Begin Material for this exercise

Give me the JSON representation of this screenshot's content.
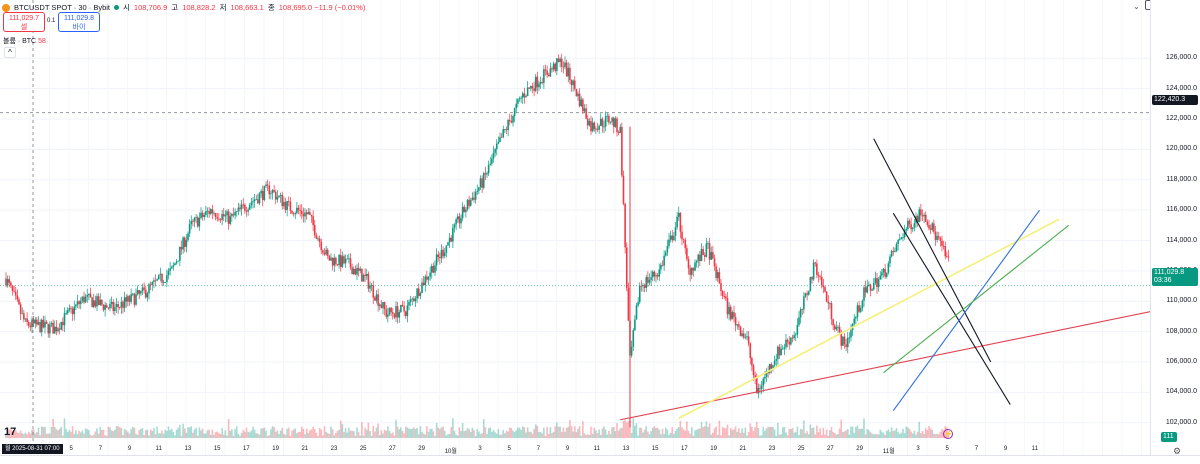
{
  "header": {
    "symbol": "BTCUSDT SPOT · 30 · Bybit",
    "ohlc": [
      {
        "key": "시",
        "value": "108,706.9"
      },
      {
        "key": "고",
        "value": "108,828.2"
      },
      {
        "key": "저",
        "value": "108,663.1"
      },
      {
        "key": "종",
        "value": "108,695.0 −11.9 (−0.01%)"
      }
    ]
  },
  "trade": {
    "sell_price": "111,029.7",
    "sell_label": "셀",
    "spread": "0.1",
    "buy_price": "111,029.8",
    "buy_label": "바이"
  },
  "volume_legend": {
    "label": "볼륨 · BTC",
    "value": "58"
  },
  "price_axis": {
    "ticks": [
      "126,000.0",
      "124,000.0",
      "122,000.0",
      "120,000.0",
      "118,000.0",
      "116,000.0",
      "114,000.0",
      "112,000.0",
      "110,000.0",
      "108,000.0",
      "106,000.0",
      "104,000.0",
      "102,000.0"
    ],
    "crosshair_price": "122,420.3",
    "last_price": "111,029.8",
    "last_countdown": "03:36",
    "volume_tag": "111"
  },
  "time_axis": {
    "labels": [
      "3",
      "5",
      "7",
      "9",
      "11",
      "13",
      "15",
      "17",
      "19",
      "21",
      "23",
      "25",
      "27",
      "29",
      "10월",
      "3",
      "5",
      "7",
      "9",
      "11",
      "13",
      "15",
      "17",
      "19",
      "21",
      "23",
      "25",
      "27",
      "29",
      "11월",
      "3",
      "5",
      "7",
      "9",
      "11"
    ],
    "cursor_date": "월 2025-08-31   07:00"
  },
  "colors": {
    "up": "#089981",
    "down": "#f23645",
    "black_line": "#131722",
    "yellow_line": "#f5f07a",
    "red_line": "#e0424f",
    "blue_line": "#2f6fe0",
    "green_line": "#4caf50"
  },
  "chart_data": {
    "type": "candlestick",
    "title": "BTCUSDT SPOT · 30 · Bybit",
    "ylim": [
      101000,
      127200
    ],
    "x_range": [
      "2025-08-31",
      "2025-11-12"
    ],
    "price_path": [
      [
        0,
        111500
      ],
      [
        2,
        108500
      ],
      [
        5,
        108200
      ],
      [
        8,
        110200
      ],
      [
        11,
        109500
      ],
      [
        14,
        110500
      ],
      [
        17,
        112000
      ],
      [
        19,
        115000
      ],
      [
        21,
        116000
      ],
      [
        23,
        115400
      ],
      [
        25,
        116500
      ],
      [
        27,
        117400
      ],
      [
        29,
        116200
      ],
      [
        31,
        115700
      ],
      [
        33,
        112800
      ],
      [
        35,
        112500
      ],
      [
        37,
        111400
      ],
      [
        39,
        109200
      ],
      [
        41,
        109400
      ],
      [
        43,
        111500
      ],
      [
        45,
        113500
      ],
      [
        47,
        116000
      ],
      [
        49,
        118000
      ],
      [
        51,
        121000
      ],
      [
        53,
        123600
      ],
      [
        55,
        124800
      ],
      [
        57,
        125800
      ],
      [
        58,
        124500
      ],
      [
        60,
        121500
      ],
      [
        62,
        122000
      ],
      [
        63,
        121200
      ],
      [
        64,
        106000
      ],
      [
        65,
        111000
      ],
      [
        67,
        112000
      ],
      [
        69,
        115500
      ],
      [
        70,
        112000
      ],
      [
        72,
        113500
      ],
      [
        74,
        109500
      ],
      [
        76,
        107500
      ],
      [
        77,
        104000
      ],
      [
        79,
        106500
      ],
      [
        81,
        108000
      ],
      [
        83,
        112500
      ],
      [
        85,
        108500
      ],
      [
        86,
        107000
      ],
      [
        88,
        110500
      ],
      [
        90,
        111800
      ],
      [
        92,
        114500
      ],
      [
        94,
        116000
      ],
      [
        96,
        113500
      ],
      [
        98,
        110500
      ],
      [
        100,
        107200
      ],
      [
        102,
        109500
      ],
      [
        104,
        111000
      ]
    ],
    "drawings": [
      {
        "name": "red-trendline",
        "color": "red",
        "from": [
          63,
          102200
        ],
        "to": [
          118,
          109400
        ]
      },
      {
        "name": "yellow-trendline",
        "color": "yellow",
        "from": [
          69,
          102300
        ],
        "to": [
          108,
          115400
        ]
      },
      {
        "name": "black-trendline-1",
        "color": "black",
        "from": [
          89,
          120700
        ],
        "to": [
          101,
          106000
        ]
      },
      {
        "name": "black-trendline-2",
        "color": "black",
        "from": [
          91,
          115800
        ],
        "to": [
          103,
          103200
        ]
      },
      {
        "name": "blue-trendline",
        "color": "blue",
        "from": [
          91,
          102800
        ],
        "to": [
          106,
          116000
        ]
      },
      {
        "name": "green-trendline",
        "color": "green",
        "from": [
          90,
          105300
        ],
        "to": [
          109,
          115000
        ]
      }
    ]
  }
}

End Material for this exercise

Stated exercise.
Transcribe every line in the entries above, taking out only the images.

Expected answer.
Give me the JSON representation of this screenshot's content.
{
  "header": {
    "symbol": "BTCUSDT SPOT · 30 · Bybit",
    "ohlc": [
      {
        "key": "시",
        "value": "108,706.9"
      },
      {
        "key": "고",
        "value": "108,828.2"
      },
      {
        "key": "저",
        "value": "108,663.1"
      },
      {
        "key": "종",
        "value": "108,695.0 −11.9 (−0.01%)"
      }
    ]
  },
  "trade": {
    "sell_price": "111,029.7",
    "sell_label": "셀",
    "spread": "0.1",
    "buy_price": "111,029.8",
    "buy_label": "바이"
  },
  "volume_legend": {
    "label": "볼륨 · BTC",
    "value": "58"
  },
  "price_axis": {
    "ticks": [
      "126,000.0",
      "124,000.0",
      "122,000.0",
      "120,000.0",
      "118,000.0",
      "116,000.0",
      "114,000.0",
      "112,000.0",
      "110,000.0",
      "108,000.0",
      "106,000.0",
      "104,000.0",
      "102,000.0"
    ],
    "crosshair_price": "122,420.3",
    "last_price": "111,029.8",
    "last_countdown": "03:36",
    "volume_tag": "111"
  },
  "time_axis": {
    "labels": [
      "3",
      "5",
      "7",
      "9",
      "11",
      "13",
      "15",
      "17",
      "19",
      "21",
      "23",
      "25",
      "27",
      "29",
      "10월",
      "3",
      "5",
      "7",
      "9",
      "11",
      "13",
      "15",
      "17",
      "19",
      "21",
      "23",
      "25",
      "27",
      "29",
      "11월",
      "3",
      "5",
      "7",
      "9",
      "11"
    ],
    "cursor_date": "월 2025-08-31   07:00"
  },
  "colors": {
    "up": "#089981",
    "down": "#f23645",
    "black_line": "#131722",
    "yellow_line": "#f5f07a",
    "red_line": "#e0424f",
    "blue_line": "#2f6fe0",
    "green_line": "#4caf50"
  },
  "chart_data": {
    "type": "candlestick",
    "title": "BTCUSDT SPOT · 30 · Bybit",
    "ylim": [
      101000,
      127200
    ],
    "x_range": [
      "2025-08-31",
      "2025-11-12"
    ],
    "price_path": [
      [
        0,
        111500
      ],
      [
        2,
        108500
      ],
      [
        5,
        108200
      ],
      [
        8,
        110200
      ],
      [
        11,
        109500
      ],
      [
        14,
        110500
      ],
      [
        17,
        112000
      ],
      [
        19,
        115000
      ],
      [
        21,
        116000
      ],
      [
        23,
        115400
      ],
      [
        25,
        116500
      ],
      [
        27,
        117400
      ],
      [
        29,
        116200
      ],
      [
        31,
        115700
      ],
      [
        33,
        112800
      ],
      [
        35,
        112500
      ],
      [
        37,
        111400
      ],
      [
        39,
        109200
      ],
      [
        41,
        109400
      ],
      [
        43,
        111500
      ],
      [
        45,
        113500
      ],
      [
        47,
        116000
      ],
      [
        49,
        118000
      ],
      [
        51,
        121000
      ],
      [
        53,
        123600
      ],
      [
        55,
        124800
      ],
      [
        57,
        125800
      ],
      [
        58,
        124500
      ],
      [
        60,
        121500
      ],
      [
        62,
        122000
      ],
      [
        63,
        121200
      ],
      [
        64,
        106000
      ],
      [
        65,
        111000
      ],
      [
        67,
        112000
      ],
      [
        69,
        115500
      ],
      [
        70,
        112000
      ],
      [
        72,
        113500
      ],
      [
        74,
        109500
      ],
      [
        76,
        107500
      ],
      [
        77,
        104000
      ],
      [
        79,
        106500
      ],
      [
        81,
        108000
      ],
      [
        83,
        112500
      ],
      [
        85,
        108500
      ],
      [
        86,
        107000
      ],
      [
        88,
        110500
      ],
      [
        90,
        111800
      ],
      [
        92,
        114500
      ],
      [
        94,
        116000
      ],
      [
        96,
        113500
      ],
      [
        98,
        110500
      ],
      [
        100,
        107200
      ],
      [
        102,
        109500
      ],
      [
        104,
        111000
      ]
    ],
    "drawings": [
      {
        "name": "red-trendline",
        "color": "red",
        "from": [
          63,
          102200
        ],
        "to": [
          118,
          109400
        ]
      },
      {
        "name": "yellow-trendline",
        "color": "yellow",
        "from": [
          69,
          102300
        ],
        "to": [
          108,
          115400
        ]
      },
      {
        "name": "black-trendline-1",
        "color": "black",
        "from": [
          89,
          120700
        ],
        "to": [
          101,
          106000
        ]
      },
      {
        "name": "black-trendline-2",
        "color": "black",
        "from": [
          91,
          115800
        ],
        "to": [
          103,
          103200
        ]
      },
      {
        "name": "blue-trendline",
        "color": "blue",
        "from": [
          91,
          102800
        ],
        "to": [
          106,
          116000
        ]
      },
      {
        "name": "green-trendline",
        "color": "green",
        "from": [
          90,
          105300
        ],
        "to": [
          109,
          115000
        ]
      }
    ]
  }
}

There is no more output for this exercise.